▸ TASK INSTRUCTIONS: Transcribe the entries exactly; images are not part of the copy.

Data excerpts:
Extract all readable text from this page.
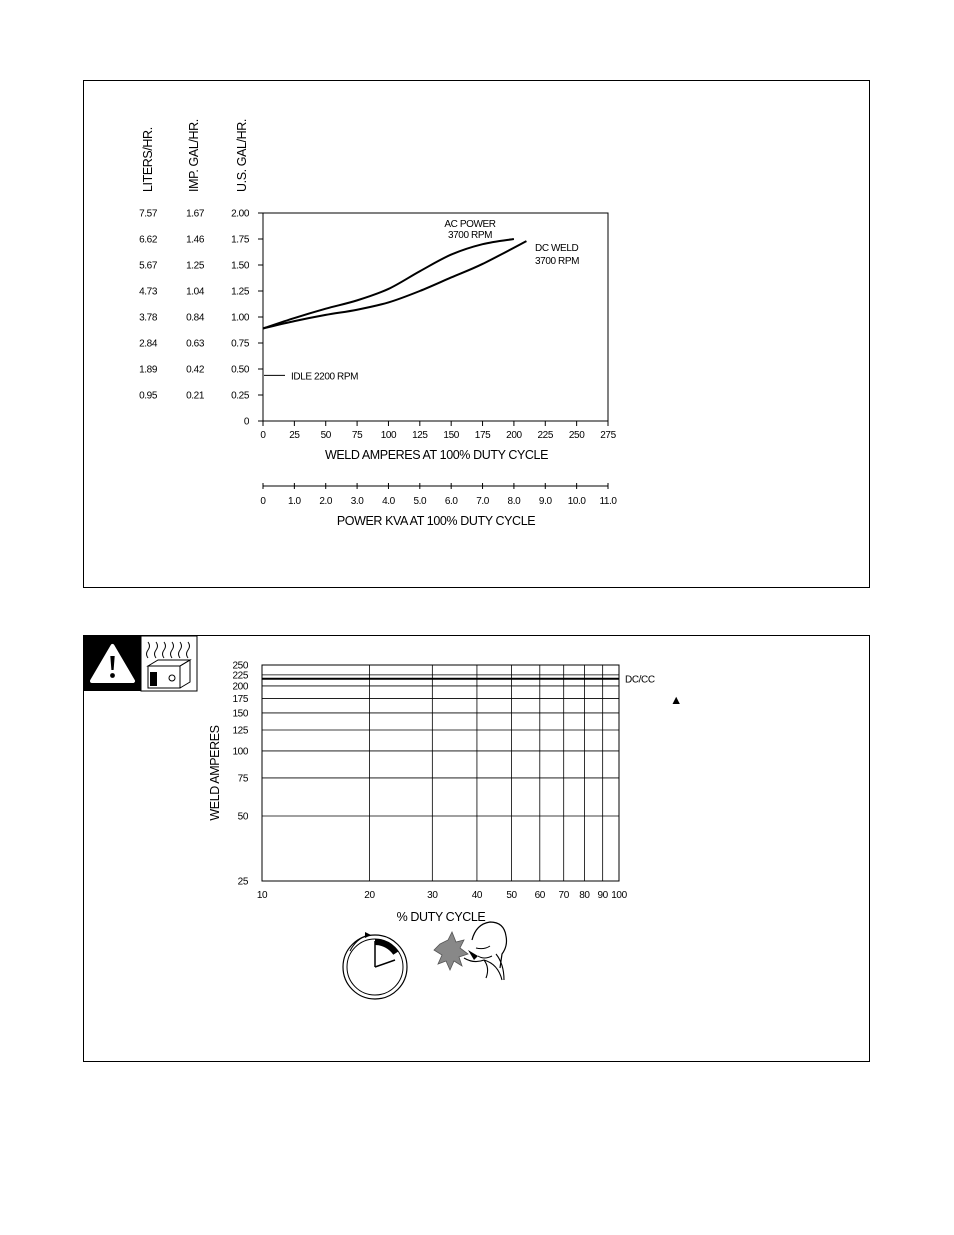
LITERS/HR.	IMP. GAL/HR.	U.S. GAL/HR.
2.00
7.57	1.67
1.75
6.62	1.46
1.50
5.67	1.25
1.25
4.73	1.04
1.00
3.78	0.84
0.75
2.84	0.63
0.50
1.89	0.42
0.25
0.95	0.21
0
0 25 50 75 100 125 150 175 200 225 250 275
WELD AMPERES AT 100% DUTY CYCLE
0 1.0 2.0 3.0 4.0 5.0 6.0 7.0 8.0 9.0 10.0 11.0
POWER KVA AT 100% DUTY CYCLE
AC POWER
3700 RPM
DC WELD
3700 RPM
IDLE 2200 RPM
10	20	30	40 50 60 70 80 90 100
250
225
200
175
150
125
100
75
50
25
DC/CC
▲
WELD AMPERES
% DUTY CYCLE
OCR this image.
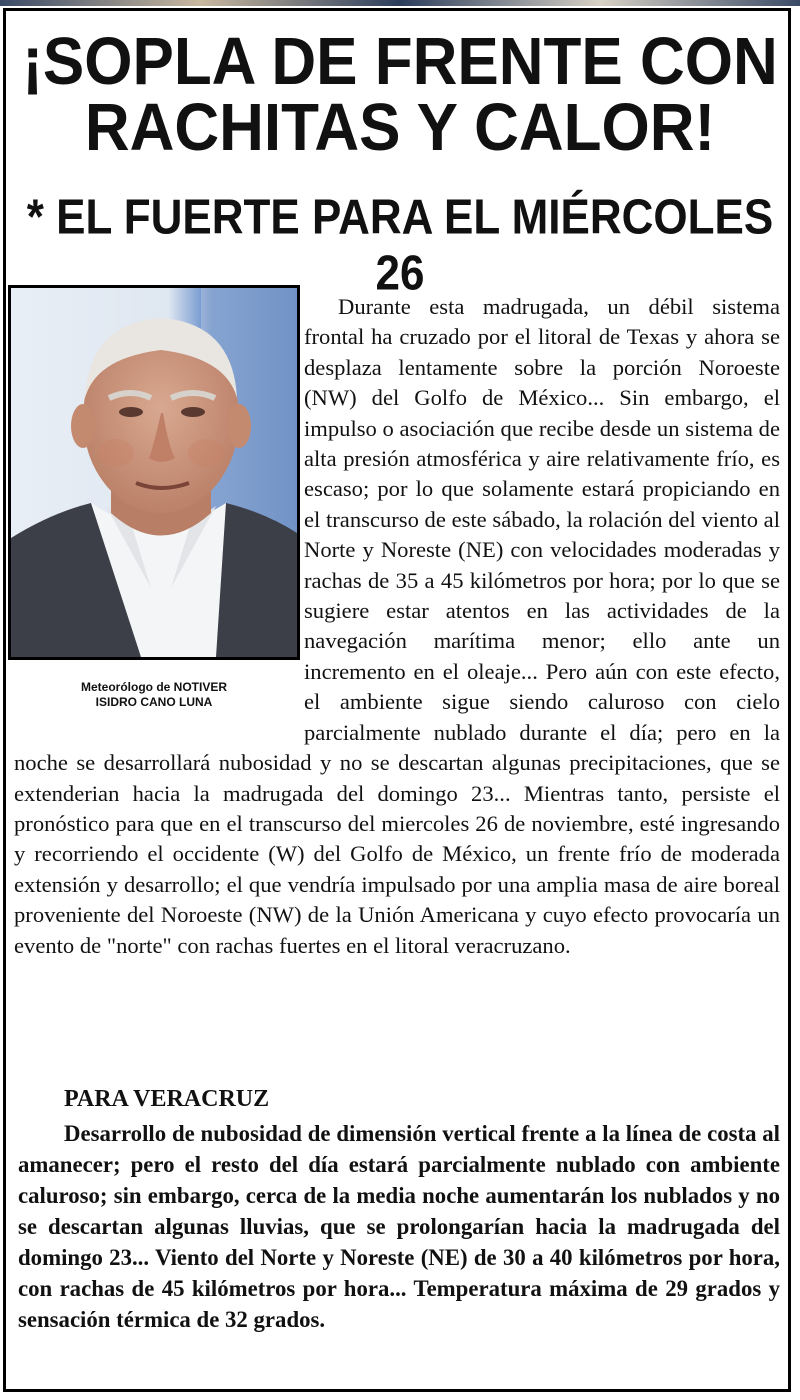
¡SOPLA DE FRENTE CON
RACHITAS Y CALOR!
* EL FUERTE PARA EL MIÉRCOLES 26
Meteorólogo de NOTIVER
ISIDRO CANO LUNA

Durante esta madrugada, un débil sistema frontal ha cruzado por el litoral de Texas y ahora se desplaza lentamente sobre la porción Noroeste (NW) del Golfo de México... Sin embargo, el impulso o asociación que recibe desde un sistema de alta presión atmosférica y aire relativamente frío, es escaso; por lo que solamente estará propiciando en el transcurso de este sábado, la rolación del viento al Norte y Noreste (NE) con velocidades moderadas y rachas de 35 a 45 kilómetros por hora; por lo que se sugiere estar atentos en las actividades de la navegación marítima menor; ello ante un incremento en el oleaje... Pero aún con este efecto, el ambiente sigue siendo caluroso con cielo parcialmente nublado durante el día; pero en la noche se desarrollará nubosidad y no se descartan algunas precipitaciones, que se extenderian hacia la madrugada del domingo 23... Mientras tanto, persiste el pronóstico para que en el transcurso del miercoles 26 de noviembre, esté ingresando y recorriendo el occidente (W) del Golfo de México, un frente frío de moderada extensión y desarrollo; el que vendría impulsado por una amplia masa de aire boreal proveniente del Noroeste (NW) de la Unión Americana y cuyo efecto provocaría un evento de "norte" con rachas fuertes en el litoral veracruzano.

PARA VERACRUZ

Desarrollo de nubosidad de dimensión vertical frente a la línea de costa al amanecer; pero el resto del día estará parcialmente nublado con ambiente caluroso; sin embargo, cerca de la media noche aumentarán los nublados y no se descartan algunas lluvias, que se prolongarían hacia la madrugada del domingo 23... Viento del Norte y Noreste (NE) de 30 a 40 kilómetros por hora, con rachas de 45 kilómetros por hora... Temperatura máxima de 29 grados y sensación térmica de 32 grados.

▸ WRITTEN RESPONSE:
Extract all readable text from this page.
LITERS/HR.	IMP. GAL/HR.	U.S. GAL/HR.
2.00
7.57	1.67
1.75
6.62	1.46
1.50
5.67	1.25
1.25
4.73	1.04
1.00
3.78	0.84
0.75
2.84	0.63
0.50
1.89	0.42
0.25
0.95	0.21
0
0 25 50 75 100 125 150 175 200 225 250 275
WELD AMPERES AT 100% DUTY CYCLE
0 1.0 2.0 3.0 4.0 5.0 6.0 7.0 8.0 9.0 10.0 11.0
POWER KVA AT 100% DUTY CYCLE
AC POWER
3700 RPM
DC WELD
3700 RPM
IDLE 2200 RPM
10	20	30	40 50 60 70 80 90 100
250
225
200
175
150
125
100
75
50
25
DC/CC
▲
WELD AMPERES
% DUTY CYCLE
OCR this image.
¡SOPLA DE FRENTE CON
RACHITAS Y CALOR!
* EL FUERTE PARA EL MIÉRCOLES 26
Meteorólogo de NOTIVER
ISIDRO CANO LUNA

Durante esta madrugada, un débil sistema frontal ha cruzado por el litoral de Texas y ahora se desplaza lentamente sobre la porción Noroeste (NW) del Golfo de México... Sin embargo, el impulso o asociación que recibe desde un sistema de alta presión atmosférica y aire relativamente frío, es escaso; por lo que solamente estará propiciando en el transcurso de este sábado, la rolación del viento al Norte y Noreste (NE) con velocidades moderadas y rachas de 35 a 45 kilómetros por hora; por lo que se sugiere estar atentos en las actividades de la navegación marítima menor; ello ante un incremento en el oleaje... Pero aún con este efecto, el ambiente sigue siendo caluroso con cielo parcialmente nublado durante el día; pero en la noche se desarrollará nubosidad y no se descartan algunas precipitaciones, que se extenderian hacia la madrugada del domingo 23... Mientras tanto, persiste el pronóstico para que en el transcurso del miercoles 26 de noviembre, esté ingresando y recorriendo el occidente (W) del Golfo de México, un frente frío de moderada extensión y desarrollo; el que vendría impulsado por una amplia masa de aire boreal proveniente del Noroeste (NW) de la Unión Americana y cuyo efecto provocaría un evento de "norte" con rachas fuertes en el litoral veracruzano.

PARA VERACRUZ

Desarrollo de nubosidad de dimensión vertical frente a la línea de costa al amanecer; pero el resto del día estará parcialmente nublado con ambiente caluroso; sin embargo, cerca de la media noche aumentarán los nublados y no se descartan algunas lluvias, que se prolongarían hacia la madrugada del domingo 23... Viento del Norte y Noreste (NE) de 30 a 40 kilómetros por hora, con rachas de 45 kilómetros por hora... Temperatura máxima de 29 grados y sensación térmica de 32 grados.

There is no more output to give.